→ **TASK BRIEF**
Count how many lines of the material below have the word "JSON" and give only the number.

→ **GIVEN ENTRIES**
* Start *

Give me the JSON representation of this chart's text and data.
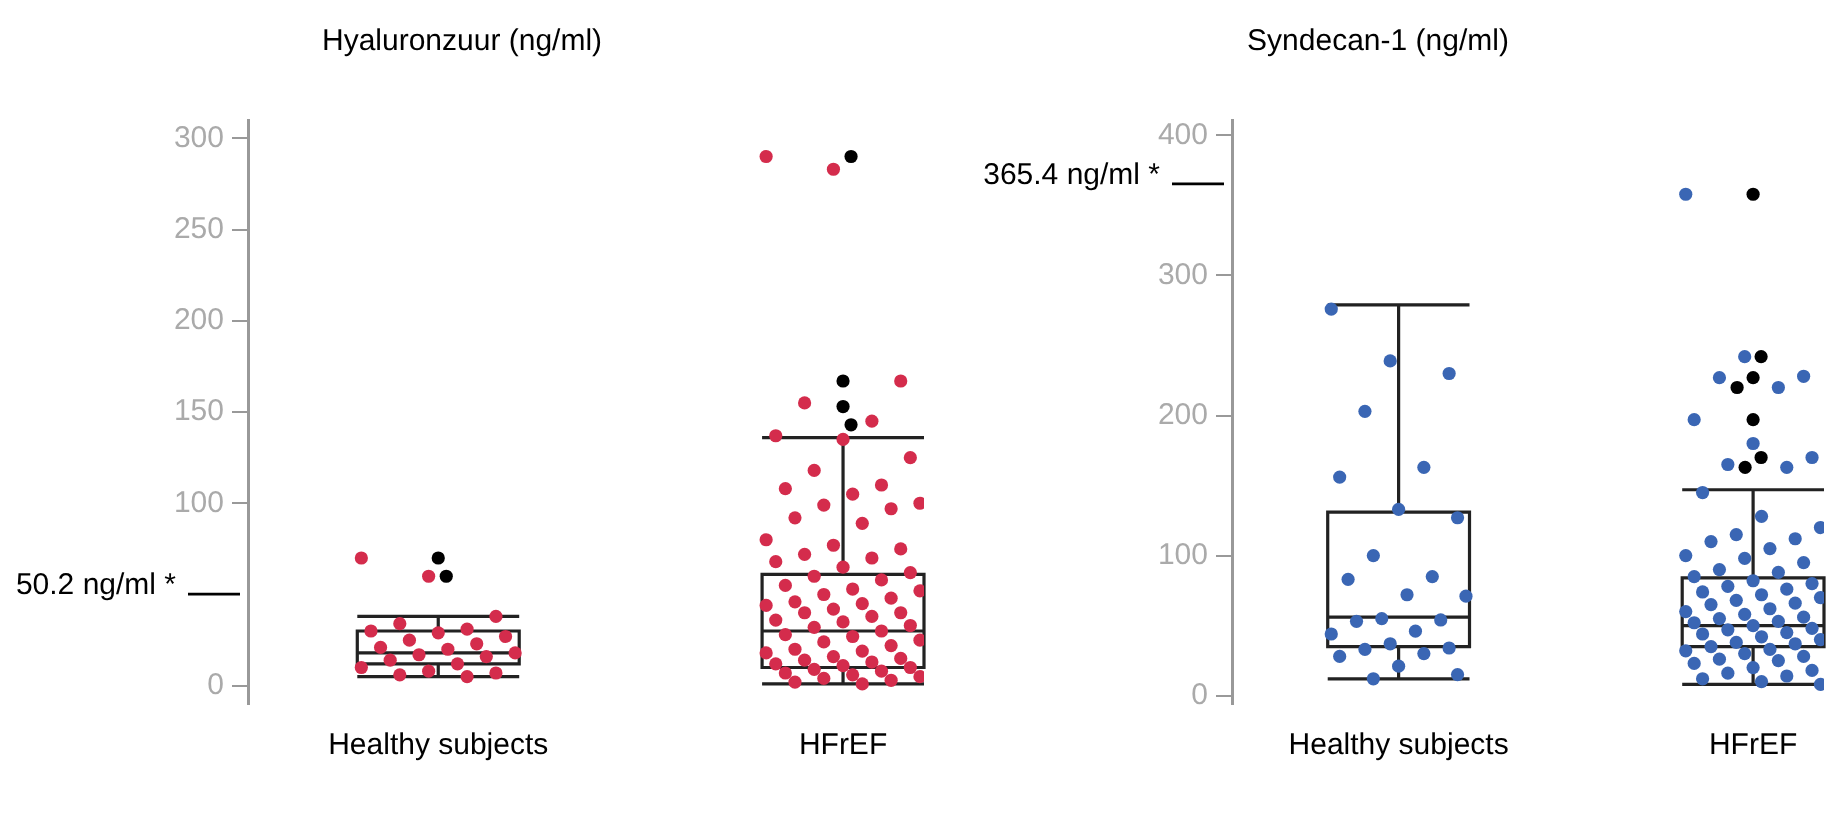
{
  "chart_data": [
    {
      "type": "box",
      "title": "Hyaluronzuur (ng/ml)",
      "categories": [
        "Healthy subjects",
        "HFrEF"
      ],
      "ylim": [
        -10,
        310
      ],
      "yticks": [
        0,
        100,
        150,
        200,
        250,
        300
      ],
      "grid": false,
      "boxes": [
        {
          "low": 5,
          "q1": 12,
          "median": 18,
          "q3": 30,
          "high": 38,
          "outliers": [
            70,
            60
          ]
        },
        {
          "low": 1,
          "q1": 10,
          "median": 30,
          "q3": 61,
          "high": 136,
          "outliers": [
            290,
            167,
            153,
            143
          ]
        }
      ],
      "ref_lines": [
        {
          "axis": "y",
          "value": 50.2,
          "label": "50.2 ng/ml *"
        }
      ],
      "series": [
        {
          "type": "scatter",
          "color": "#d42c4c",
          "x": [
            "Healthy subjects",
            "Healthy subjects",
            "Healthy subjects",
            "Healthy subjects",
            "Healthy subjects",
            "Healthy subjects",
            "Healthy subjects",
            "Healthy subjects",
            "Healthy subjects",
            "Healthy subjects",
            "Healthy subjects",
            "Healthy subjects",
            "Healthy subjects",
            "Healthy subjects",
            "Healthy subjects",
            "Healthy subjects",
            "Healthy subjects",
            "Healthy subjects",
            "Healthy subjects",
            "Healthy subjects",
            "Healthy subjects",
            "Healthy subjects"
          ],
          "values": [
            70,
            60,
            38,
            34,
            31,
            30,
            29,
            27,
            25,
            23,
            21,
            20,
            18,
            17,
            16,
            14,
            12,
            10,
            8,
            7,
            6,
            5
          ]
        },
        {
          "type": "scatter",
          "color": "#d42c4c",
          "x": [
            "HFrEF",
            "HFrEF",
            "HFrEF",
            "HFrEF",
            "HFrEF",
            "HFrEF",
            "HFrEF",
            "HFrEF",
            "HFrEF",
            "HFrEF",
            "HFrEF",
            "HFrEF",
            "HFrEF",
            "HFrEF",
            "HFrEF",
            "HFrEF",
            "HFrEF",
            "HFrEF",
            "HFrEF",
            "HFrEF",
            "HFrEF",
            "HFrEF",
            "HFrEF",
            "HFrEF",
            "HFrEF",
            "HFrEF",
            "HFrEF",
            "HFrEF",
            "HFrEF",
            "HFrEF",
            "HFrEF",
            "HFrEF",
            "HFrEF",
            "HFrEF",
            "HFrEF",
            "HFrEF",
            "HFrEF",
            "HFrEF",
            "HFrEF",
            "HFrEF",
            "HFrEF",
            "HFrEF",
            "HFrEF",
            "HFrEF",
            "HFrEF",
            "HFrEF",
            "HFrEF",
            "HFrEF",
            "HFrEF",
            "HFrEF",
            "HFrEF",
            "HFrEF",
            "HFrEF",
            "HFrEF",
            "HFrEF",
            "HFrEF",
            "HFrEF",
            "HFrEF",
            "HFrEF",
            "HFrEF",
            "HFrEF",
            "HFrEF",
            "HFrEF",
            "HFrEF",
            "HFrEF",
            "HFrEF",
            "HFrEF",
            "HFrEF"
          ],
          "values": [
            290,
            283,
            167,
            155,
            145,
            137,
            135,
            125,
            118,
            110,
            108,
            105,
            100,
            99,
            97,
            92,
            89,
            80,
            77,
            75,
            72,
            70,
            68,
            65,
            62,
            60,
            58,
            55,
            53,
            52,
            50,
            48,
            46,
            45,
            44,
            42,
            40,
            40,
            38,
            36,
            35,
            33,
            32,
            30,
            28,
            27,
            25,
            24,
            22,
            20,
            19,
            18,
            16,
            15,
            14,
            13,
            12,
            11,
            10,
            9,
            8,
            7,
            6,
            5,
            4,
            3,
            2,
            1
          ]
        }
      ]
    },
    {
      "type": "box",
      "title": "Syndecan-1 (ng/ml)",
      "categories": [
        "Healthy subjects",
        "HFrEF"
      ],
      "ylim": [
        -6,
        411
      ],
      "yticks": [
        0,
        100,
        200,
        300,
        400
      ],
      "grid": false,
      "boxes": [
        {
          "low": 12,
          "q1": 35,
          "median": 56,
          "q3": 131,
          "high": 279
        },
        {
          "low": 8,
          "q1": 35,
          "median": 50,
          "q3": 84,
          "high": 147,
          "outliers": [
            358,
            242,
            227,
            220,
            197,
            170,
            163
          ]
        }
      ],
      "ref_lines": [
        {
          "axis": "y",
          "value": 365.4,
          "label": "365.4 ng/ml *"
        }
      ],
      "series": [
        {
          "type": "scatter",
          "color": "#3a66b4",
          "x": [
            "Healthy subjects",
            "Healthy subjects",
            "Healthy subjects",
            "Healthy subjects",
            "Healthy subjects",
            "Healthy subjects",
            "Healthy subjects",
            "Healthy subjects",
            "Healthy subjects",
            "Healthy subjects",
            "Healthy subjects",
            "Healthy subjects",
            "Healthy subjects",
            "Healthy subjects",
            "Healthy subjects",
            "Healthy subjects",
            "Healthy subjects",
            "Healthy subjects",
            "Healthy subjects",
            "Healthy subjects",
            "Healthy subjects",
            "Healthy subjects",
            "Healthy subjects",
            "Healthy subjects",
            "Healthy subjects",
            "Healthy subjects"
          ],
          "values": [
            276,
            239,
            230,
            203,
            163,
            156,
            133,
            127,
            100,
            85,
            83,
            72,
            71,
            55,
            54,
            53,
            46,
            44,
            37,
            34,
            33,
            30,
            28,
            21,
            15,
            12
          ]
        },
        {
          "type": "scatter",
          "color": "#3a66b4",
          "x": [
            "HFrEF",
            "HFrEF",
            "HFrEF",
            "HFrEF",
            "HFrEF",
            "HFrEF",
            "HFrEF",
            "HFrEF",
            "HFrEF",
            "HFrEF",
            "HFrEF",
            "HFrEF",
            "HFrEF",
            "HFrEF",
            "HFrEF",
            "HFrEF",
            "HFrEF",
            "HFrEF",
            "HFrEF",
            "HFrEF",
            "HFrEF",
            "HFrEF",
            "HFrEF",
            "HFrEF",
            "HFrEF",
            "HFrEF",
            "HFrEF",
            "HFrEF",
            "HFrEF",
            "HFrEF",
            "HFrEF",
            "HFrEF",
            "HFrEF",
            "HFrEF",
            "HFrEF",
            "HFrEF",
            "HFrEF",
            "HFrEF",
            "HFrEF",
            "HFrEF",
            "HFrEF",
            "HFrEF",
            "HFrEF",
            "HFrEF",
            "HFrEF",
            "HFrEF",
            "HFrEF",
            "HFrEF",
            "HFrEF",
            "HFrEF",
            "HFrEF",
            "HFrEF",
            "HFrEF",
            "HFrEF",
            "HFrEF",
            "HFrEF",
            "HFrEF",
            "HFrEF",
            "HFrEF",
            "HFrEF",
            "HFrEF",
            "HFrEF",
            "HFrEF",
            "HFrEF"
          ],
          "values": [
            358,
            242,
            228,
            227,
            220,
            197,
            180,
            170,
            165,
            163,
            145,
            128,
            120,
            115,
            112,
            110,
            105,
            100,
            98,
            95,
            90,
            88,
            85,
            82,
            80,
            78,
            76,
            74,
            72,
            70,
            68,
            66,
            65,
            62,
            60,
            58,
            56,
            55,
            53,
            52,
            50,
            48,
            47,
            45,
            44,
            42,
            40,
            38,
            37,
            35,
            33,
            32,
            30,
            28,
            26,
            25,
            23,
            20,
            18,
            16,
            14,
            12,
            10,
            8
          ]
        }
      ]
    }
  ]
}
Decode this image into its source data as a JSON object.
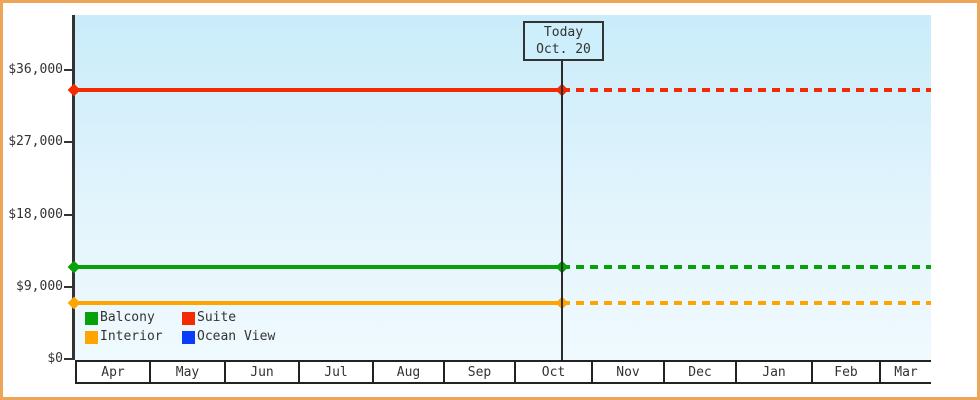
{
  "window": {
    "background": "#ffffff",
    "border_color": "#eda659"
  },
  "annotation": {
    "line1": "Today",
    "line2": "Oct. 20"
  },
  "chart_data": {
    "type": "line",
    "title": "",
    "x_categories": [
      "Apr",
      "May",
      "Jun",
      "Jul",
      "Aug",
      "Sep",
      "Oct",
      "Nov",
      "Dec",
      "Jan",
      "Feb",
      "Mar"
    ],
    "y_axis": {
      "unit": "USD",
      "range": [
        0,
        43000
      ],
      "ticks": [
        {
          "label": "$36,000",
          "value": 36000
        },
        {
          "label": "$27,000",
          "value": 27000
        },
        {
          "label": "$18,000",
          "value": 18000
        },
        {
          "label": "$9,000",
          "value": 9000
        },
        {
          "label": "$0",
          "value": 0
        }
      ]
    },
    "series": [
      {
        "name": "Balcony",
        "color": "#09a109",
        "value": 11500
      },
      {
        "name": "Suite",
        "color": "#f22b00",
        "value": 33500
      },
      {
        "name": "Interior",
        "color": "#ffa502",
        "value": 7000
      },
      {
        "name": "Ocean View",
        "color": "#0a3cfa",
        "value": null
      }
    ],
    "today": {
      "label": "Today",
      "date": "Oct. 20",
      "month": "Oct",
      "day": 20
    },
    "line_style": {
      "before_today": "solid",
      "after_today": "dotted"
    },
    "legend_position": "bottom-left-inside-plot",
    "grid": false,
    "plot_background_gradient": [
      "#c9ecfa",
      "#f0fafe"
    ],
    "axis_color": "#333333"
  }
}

* End *

→ **TASK RESULT**
2